------ Exercise inputs ------

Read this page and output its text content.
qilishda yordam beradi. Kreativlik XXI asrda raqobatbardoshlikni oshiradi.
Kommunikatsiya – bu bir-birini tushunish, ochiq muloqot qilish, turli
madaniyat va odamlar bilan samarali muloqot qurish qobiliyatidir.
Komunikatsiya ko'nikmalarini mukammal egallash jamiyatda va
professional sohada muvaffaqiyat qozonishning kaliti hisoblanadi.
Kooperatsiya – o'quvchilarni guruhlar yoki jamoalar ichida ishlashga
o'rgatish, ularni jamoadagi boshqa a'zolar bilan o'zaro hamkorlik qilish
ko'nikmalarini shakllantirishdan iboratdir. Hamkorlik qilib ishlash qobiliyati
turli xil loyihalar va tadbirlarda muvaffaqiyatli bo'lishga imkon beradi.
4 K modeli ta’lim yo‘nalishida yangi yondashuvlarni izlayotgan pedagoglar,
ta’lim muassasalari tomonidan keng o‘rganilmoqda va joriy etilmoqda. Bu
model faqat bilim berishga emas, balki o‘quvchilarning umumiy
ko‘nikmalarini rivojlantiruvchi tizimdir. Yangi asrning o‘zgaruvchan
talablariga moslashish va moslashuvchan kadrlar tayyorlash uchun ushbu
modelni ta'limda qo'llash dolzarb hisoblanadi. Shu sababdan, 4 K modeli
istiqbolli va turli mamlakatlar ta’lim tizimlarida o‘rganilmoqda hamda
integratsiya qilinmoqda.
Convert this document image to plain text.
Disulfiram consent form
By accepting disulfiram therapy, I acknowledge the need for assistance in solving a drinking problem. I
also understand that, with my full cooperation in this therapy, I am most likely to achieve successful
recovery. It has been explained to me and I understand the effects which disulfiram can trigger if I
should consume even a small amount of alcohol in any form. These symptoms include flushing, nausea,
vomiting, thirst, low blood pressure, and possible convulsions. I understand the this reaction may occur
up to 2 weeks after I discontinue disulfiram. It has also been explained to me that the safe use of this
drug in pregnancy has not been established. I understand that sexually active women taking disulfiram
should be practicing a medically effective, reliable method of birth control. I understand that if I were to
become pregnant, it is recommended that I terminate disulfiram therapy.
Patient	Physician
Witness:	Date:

------

Quote each line of the listing above exactly.

Read this page and output its text content.
qilishda yordam beradi. Kreativlik XXI asrda raqobatbardoshlikni oshiradi.
Kommunikatsiya – bu bir-birini tushunish, ochiq muloqot qilish, turli
madaniyat va odamlar bilan samarali muloqot qurish qobiliyatidir.
Komunikatsiya ko'nikmalarini mukammal egallash jamiyatda va
professional sohada muvaffaqiyat qozonishning kaliti hisoblanadi.
Kooperatsiya – o'quvchilarni guruhlar yoki jamoalar ichida ishlashga
o'rgatish, ularni jamoadagi boshqa a'zolar bilan o'zaro hamkorlik qilish
ko'nikmalarini shakllantirishdan iboratdir. Hamkorlik qilib ishlash qobiliyati
turli xil loyihalar va tadbirlarda muvaffaqiyatli bo'lishga imkon beradi.
4 K modeli ta’lim yo‘nalishida yangi yondashuvlarni izlayotgan pedagoglar,
ta’lim muassasalari tomonidan keng o‘rganilmoqda va joriy etilmoqda. Bu
model faqat bilim berishga emas, balki o‘quvchilarning umumiy
ko‘nikmalarini rivojlantiruvchi tizimdir. Yangi asrning o‘zgaruvchan
talablariga moslashish va moslashuvchan kadrlar tayyorlash uchun ushbu
modelni ta'limda qo'llash dolzarb hisoblanadi. Shu sababdan, 4 K modeli
istiqbolli va turli mamlakatlar ta’lim tizimlarida o‘rganilmoqda hamda
integratsiya qilinmoqda.
Convert this document image to plain text.
Disulfiram consent form
By accepting disulfiram therapy, I acknowledge the need for assistance in solving a drinking problem. I
also understand that, with my full cooperation in this therapy, I am most likely to achieve successful
recovery. It has been explained to me and I understand the effects which disulfiram can trigger if I
should consume even a small amount of alcohol in any form. These symptoms include flushing, nausea,
vomiting, thirst, low blood pressure, and possible convulsions. I understand the this reaction may occur
up to 2 weeks after I discontinue disulfiram. It has also been explained to me that the safe use of this
drug in pregnancy has not been established. I understand that sexually active women taking disulfiram
should be practicing a medically effective, reliable method of birth control. I understand that if I were to
become pregnant, it is recommended that I terminate disulfiram therapy.
Patient	Physician
Witness:	Date:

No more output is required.